## Problem to solve
Which lines include the word "heil"? Copy each of them.

______________________________

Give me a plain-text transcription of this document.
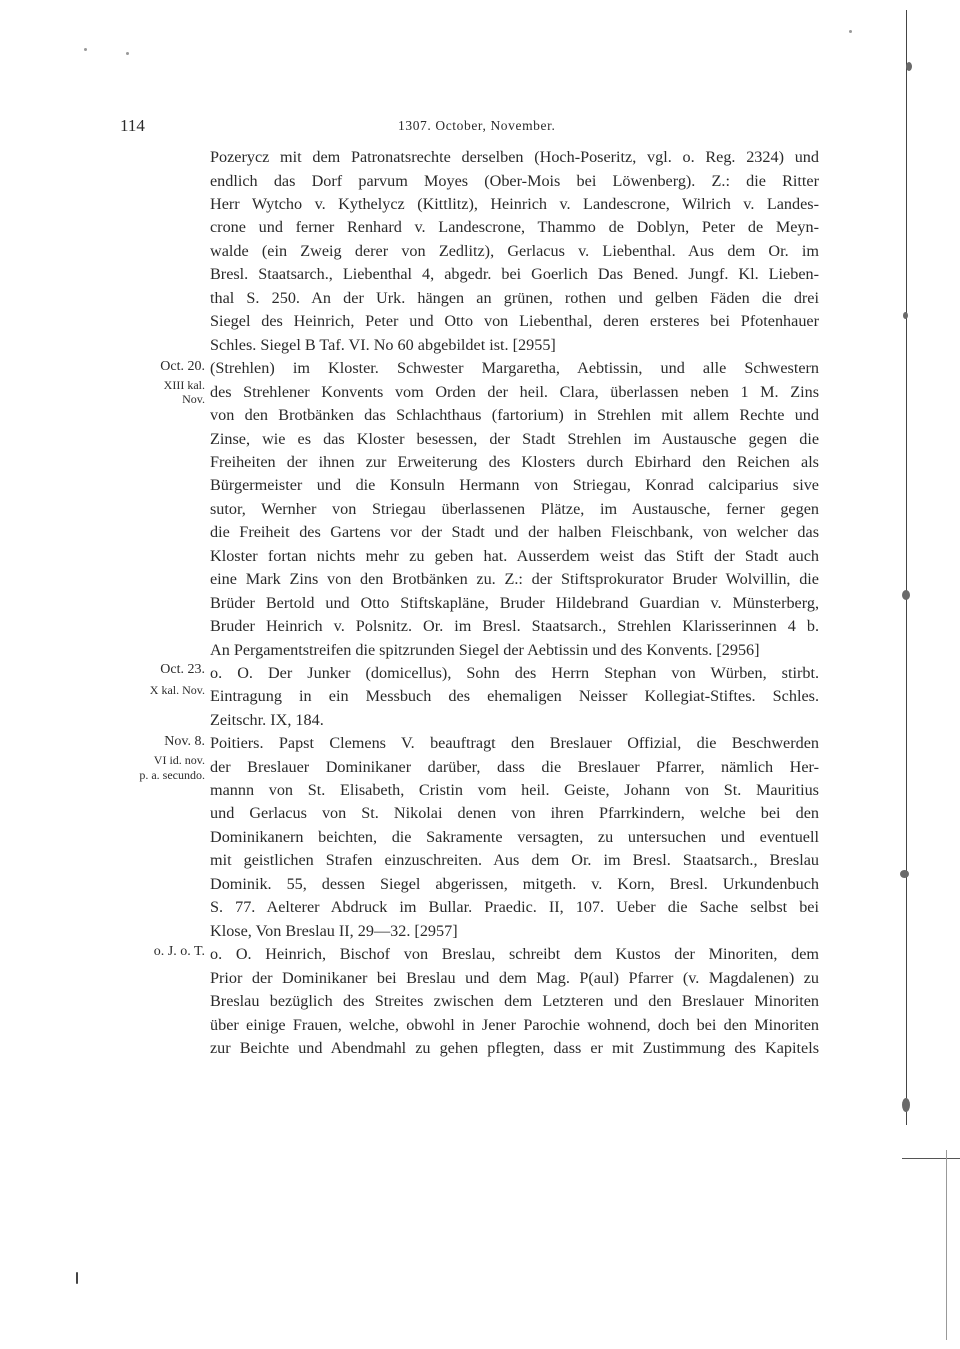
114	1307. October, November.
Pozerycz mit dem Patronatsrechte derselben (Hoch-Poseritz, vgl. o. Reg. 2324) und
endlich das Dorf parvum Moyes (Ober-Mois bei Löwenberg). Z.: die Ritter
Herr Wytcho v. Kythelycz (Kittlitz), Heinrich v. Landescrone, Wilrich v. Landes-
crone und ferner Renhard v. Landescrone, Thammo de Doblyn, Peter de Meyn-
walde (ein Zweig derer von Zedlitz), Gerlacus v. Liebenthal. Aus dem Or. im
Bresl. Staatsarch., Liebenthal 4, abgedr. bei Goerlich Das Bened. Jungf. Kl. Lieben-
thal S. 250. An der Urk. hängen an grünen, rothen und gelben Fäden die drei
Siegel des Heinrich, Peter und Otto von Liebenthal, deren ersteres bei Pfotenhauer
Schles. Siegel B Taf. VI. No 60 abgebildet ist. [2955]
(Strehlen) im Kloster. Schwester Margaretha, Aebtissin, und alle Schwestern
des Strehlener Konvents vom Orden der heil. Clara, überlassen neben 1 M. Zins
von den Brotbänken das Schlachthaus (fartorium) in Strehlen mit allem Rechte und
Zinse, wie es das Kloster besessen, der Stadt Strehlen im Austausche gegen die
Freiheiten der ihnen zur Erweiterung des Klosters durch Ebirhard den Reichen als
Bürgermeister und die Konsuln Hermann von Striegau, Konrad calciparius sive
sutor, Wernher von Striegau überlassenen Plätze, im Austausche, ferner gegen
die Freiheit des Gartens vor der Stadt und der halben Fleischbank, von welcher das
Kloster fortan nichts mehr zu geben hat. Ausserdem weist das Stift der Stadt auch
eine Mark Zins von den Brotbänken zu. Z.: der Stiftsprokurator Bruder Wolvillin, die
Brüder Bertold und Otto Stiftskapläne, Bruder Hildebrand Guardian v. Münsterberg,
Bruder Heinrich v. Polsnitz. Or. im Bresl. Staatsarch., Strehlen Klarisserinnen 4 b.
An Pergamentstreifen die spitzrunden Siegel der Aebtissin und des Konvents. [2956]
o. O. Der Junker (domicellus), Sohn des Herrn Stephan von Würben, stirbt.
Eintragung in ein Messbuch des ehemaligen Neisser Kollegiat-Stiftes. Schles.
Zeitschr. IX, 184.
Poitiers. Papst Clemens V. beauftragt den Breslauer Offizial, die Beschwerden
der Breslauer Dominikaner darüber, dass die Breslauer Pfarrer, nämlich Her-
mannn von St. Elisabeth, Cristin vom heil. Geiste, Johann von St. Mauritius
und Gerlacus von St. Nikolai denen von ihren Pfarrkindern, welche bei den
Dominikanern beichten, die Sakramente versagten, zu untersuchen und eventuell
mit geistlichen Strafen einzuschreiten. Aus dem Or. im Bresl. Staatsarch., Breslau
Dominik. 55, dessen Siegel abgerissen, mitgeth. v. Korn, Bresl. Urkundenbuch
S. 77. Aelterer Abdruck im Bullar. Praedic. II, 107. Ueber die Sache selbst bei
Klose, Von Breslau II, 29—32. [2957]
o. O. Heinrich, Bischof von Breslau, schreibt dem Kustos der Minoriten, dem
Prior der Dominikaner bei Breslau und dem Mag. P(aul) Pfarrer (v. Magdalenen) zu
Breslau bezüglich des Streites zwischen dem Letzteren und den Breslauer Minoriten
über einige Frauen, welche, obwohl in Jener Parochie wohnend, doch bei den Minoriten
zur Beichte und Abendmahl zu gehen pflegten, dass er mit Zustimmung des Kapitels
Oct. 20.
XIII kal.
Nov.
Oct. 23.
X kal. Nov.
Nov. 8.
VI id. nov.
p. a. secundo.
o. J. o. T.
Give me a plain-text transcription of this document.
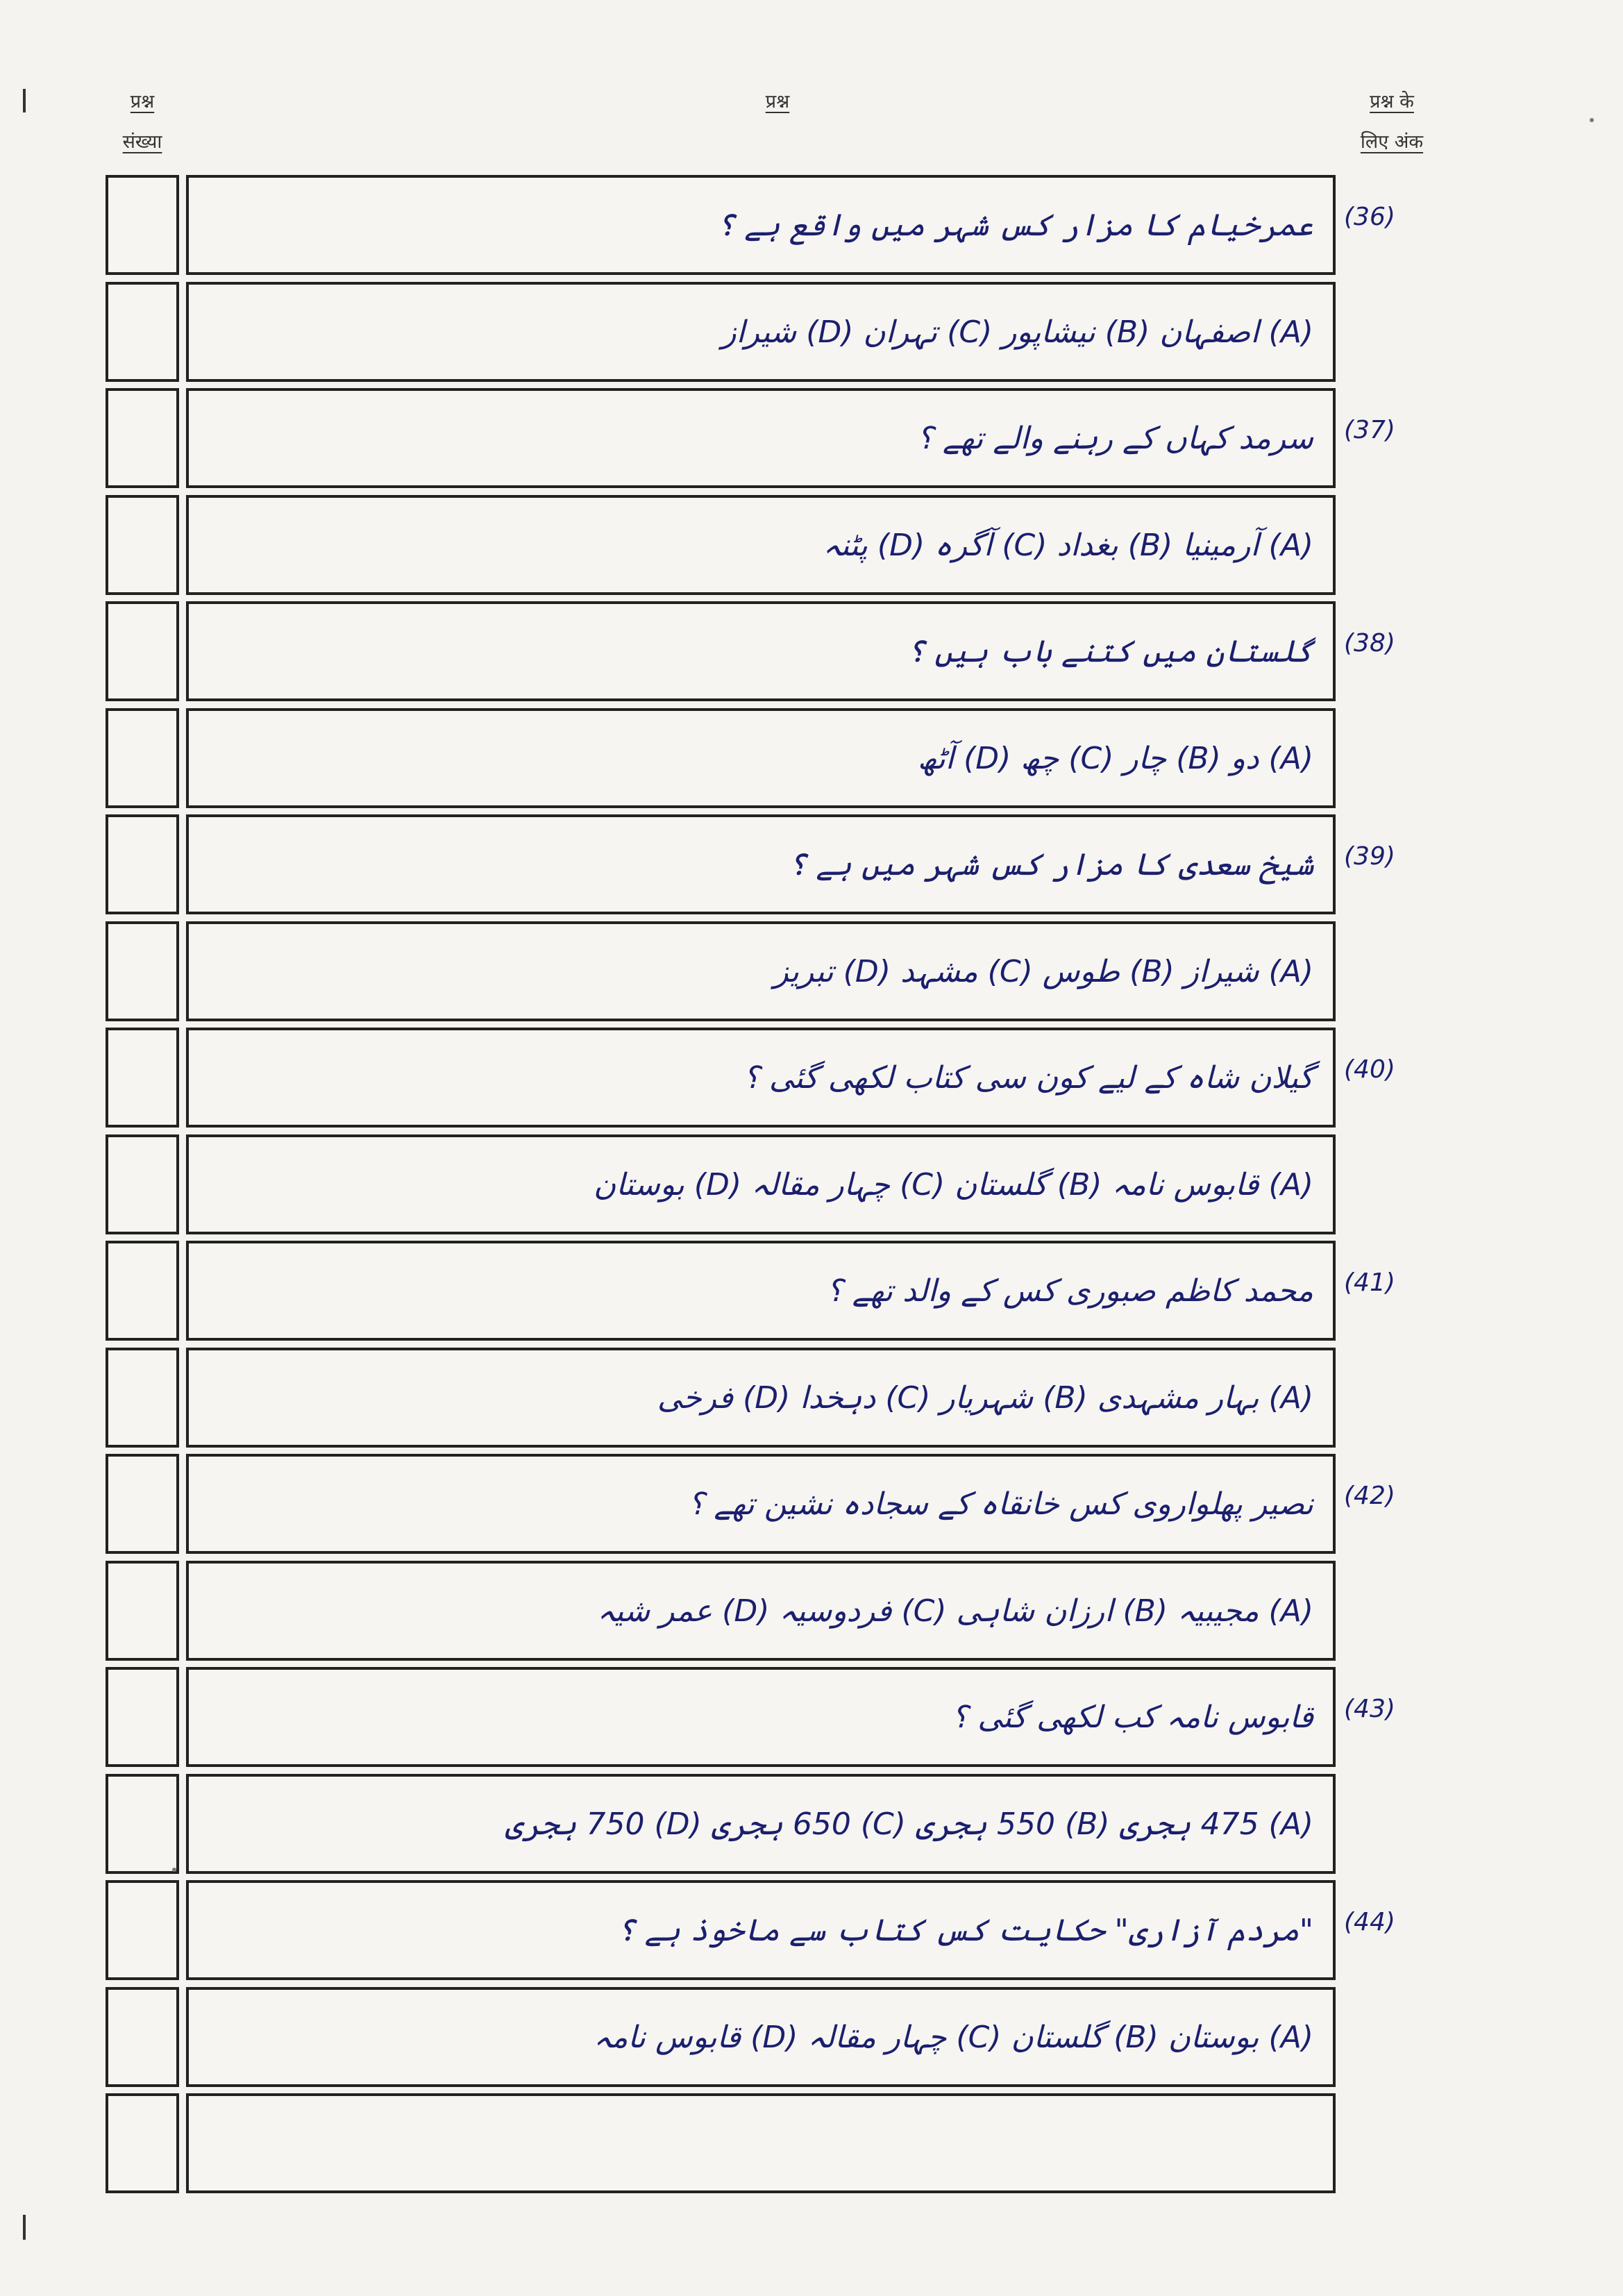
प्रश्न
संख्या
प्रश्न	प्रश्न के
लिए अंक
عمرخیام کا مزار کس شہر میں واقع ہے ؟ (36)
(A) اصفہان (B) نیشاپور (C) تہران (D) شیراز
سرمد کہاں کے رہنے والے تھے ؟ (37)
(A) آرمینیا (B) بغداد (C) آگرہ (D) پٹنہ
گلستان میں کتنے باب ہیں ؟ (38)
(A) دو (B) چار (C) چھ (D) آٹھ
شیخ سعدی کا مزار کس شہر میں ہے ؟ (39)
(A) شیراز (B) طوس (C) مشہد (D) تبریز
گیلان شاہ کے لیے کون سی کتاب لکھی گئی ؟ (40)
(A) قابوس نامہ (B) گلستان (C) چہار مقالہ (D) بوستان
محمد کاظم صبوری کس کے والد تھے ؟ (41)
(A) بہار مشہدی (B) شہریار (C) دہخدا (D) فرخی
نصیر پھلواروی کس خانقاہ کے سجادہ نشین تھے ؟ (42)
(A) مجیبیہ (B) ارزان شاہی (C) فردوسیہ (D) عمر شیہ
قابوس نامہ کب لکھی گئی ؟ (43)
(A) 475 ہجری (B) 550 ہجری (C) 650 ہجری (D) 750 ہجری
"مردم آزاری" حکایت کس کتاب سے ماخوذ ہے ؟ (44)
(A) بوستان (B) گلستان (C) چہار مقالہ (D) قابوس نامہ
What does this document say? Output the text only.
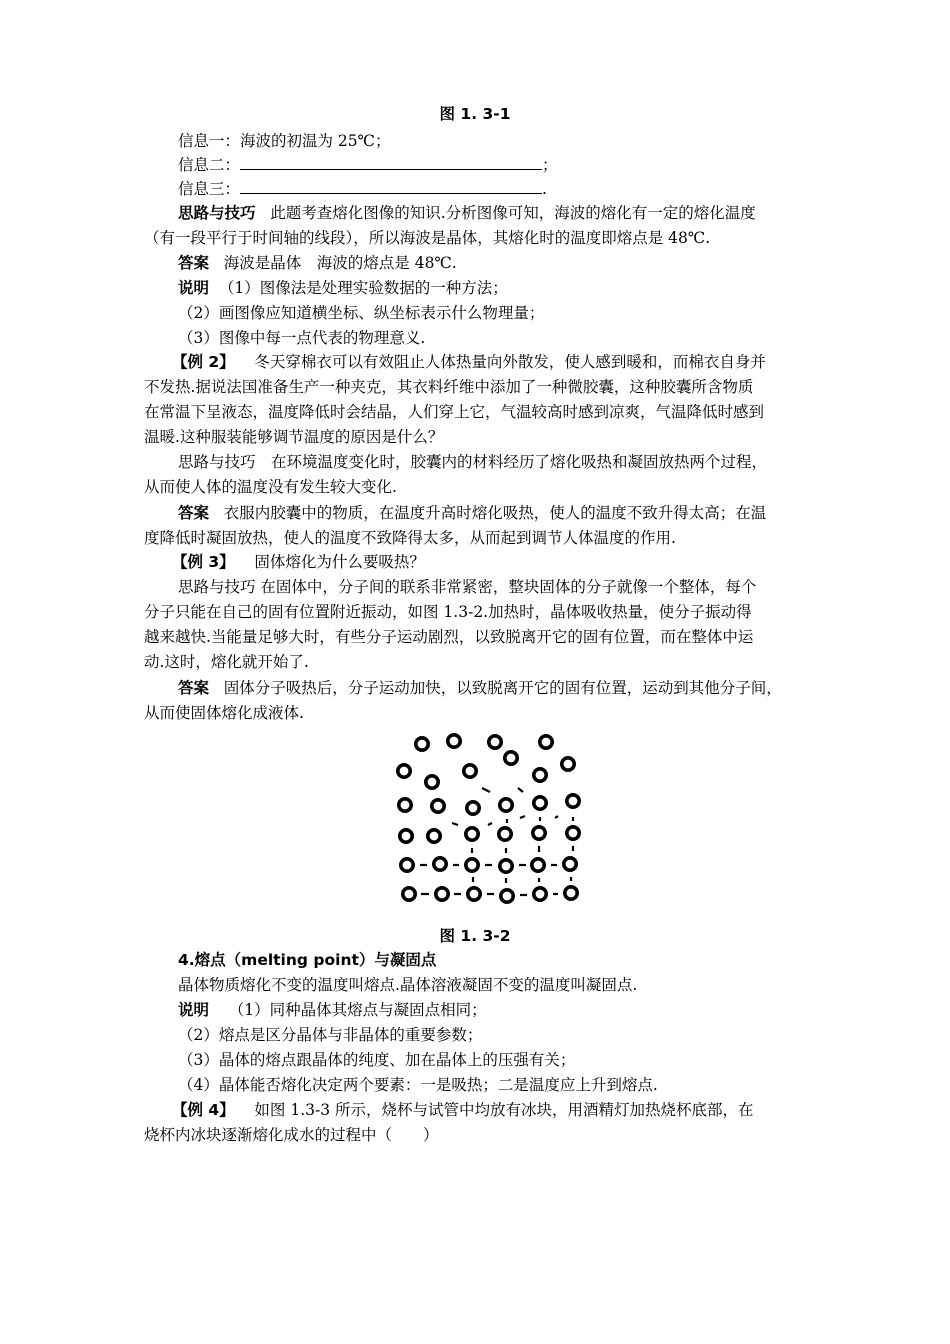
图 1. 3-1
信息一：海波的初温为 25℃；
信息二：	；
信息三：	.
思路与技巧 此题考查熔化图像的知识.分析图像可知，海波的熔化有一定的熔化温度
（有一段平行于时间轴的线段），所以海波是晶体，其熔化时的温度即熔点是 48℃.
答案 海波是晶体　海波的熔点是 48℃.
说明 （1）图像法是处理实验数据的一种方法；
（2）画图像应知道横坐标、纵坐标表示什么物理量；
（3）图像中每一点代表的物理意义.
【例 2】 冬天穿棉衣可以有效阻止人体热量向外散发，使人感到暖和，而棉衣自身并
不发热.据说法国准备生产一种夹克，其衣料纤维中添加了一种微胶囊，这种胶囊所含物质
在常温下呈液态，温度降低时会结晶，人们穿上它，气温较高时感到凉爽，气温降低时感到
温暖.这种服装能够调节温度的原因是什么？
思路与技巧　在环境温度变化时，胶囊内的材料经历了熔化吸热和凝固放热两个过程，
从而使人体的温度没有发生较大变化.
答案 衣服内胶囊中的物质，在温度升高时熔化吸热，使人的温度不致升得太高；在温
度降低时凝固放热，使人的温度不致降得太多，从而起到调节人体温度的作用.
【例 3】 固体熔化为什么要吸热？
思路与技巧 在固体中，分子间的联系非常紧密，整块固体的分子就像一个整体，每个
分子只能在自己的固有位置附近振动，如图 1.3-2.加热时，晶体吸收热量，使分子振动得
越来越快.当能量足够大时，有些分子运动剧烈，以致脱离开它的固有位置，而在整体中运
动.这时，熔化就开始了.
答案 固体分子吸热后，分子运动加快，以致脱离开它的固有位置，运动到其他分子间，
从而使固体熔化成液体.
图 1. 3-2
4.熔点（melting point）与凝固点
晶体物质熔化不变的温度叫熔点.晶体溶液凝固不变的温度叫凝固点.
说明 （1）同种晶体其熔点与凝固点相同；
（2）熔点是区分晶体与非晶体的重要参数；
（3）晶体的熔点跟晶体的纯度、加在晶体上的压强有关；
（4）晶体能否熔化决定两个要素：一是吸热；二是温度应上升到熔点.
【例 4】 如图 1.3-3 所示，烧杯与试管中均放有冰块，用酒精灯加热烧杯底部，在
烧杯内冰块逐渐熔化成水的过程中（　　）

______________________________

## The solution
des Strehlener Konvents vom Orden der heil. Clara, überlassen neben 1 M. Zins
mannn von St. Elisabeth, Cristin vom heil. Geiste, Johann von St. Mauritius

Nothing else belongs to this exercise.